# Предложенный фрагмент
#####

Сталин в воспоминаниях современников и документах эпохи - Михаил Лобанов
Шрифт:
Интервал:
Закладка:
Тут же было дано указание отправить две комиссии для расследования: на уральский завод лаков и красок и на серийный завод, производивший «ЯКи».
После чего Сталин обратился ко мне:
— А ваше самолюбие не страдает? Как вы себя чувствуете? Над вами издеваются, гробят вашу машину, а вы чего смотрите?
— Товарищ Сталин, я себя чувствую отвратительно, так как отлично представляю, какой ущерб делу принесло это злополучное происшествие. Но вместе с Дементьевым обещаю, что мы примем самые энергичные меры, и в кратчайший срок дефект будет устранен.
Когда мы выходили из кабинета Сталина, я облегченно вздохнул, но вместе с тем не мог не сказать Дементьеву:
— Слушай, как за две недели можно выполнить такую работу?

#####

# Исходные данные

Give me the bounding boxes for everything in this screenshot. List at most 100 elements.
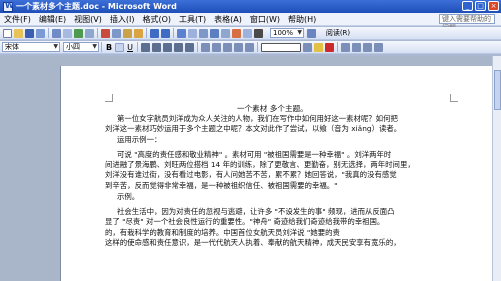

#####

# Суть задания
Продолжите текст воспоминаний о разговоре в кабинете Сталина, начав сразу после последней приведенной в нем реплики.

# Результат ниже
— Там разберемся, а сделать надо, — ответил Дементьев[143].
В. Бережков
Как я стал переводчиком Сталина
Я впервые увидел Сталина в конце сентября 1941 года на позднем обеде в Кремле, устроенном в честь миссии Бивербрука — Гарримана. Гости собрались в помещении, примыкавшем к Екатерининскому залу, незадолго до 8 вечера. Все ждали появления Сталина. Наконец отворилась высокая дверь, но это был не он, а два офицера из его охраны.
Прошло еще минут десять. Видимо, в этом был определенный смысл: свое появление «хозяин» преднамеренно затягивал, чтобы подогреть нетерпение публики.
Дверь снова открылась, и вошел Сталин. Взглянув на него, я испытал нечто близкое к шоку. Он был совершенно не похож на того Сталина, образ которого сложился в моем сознании. Ниже среднего роста, исхудавший, с землистым усталым лицом, изрытым оспой. Китель военного покроя висел на его сухощавой фигуре. Одна рука короче другой — почти вся кисть скрывалась в рукаве. Неужели это он?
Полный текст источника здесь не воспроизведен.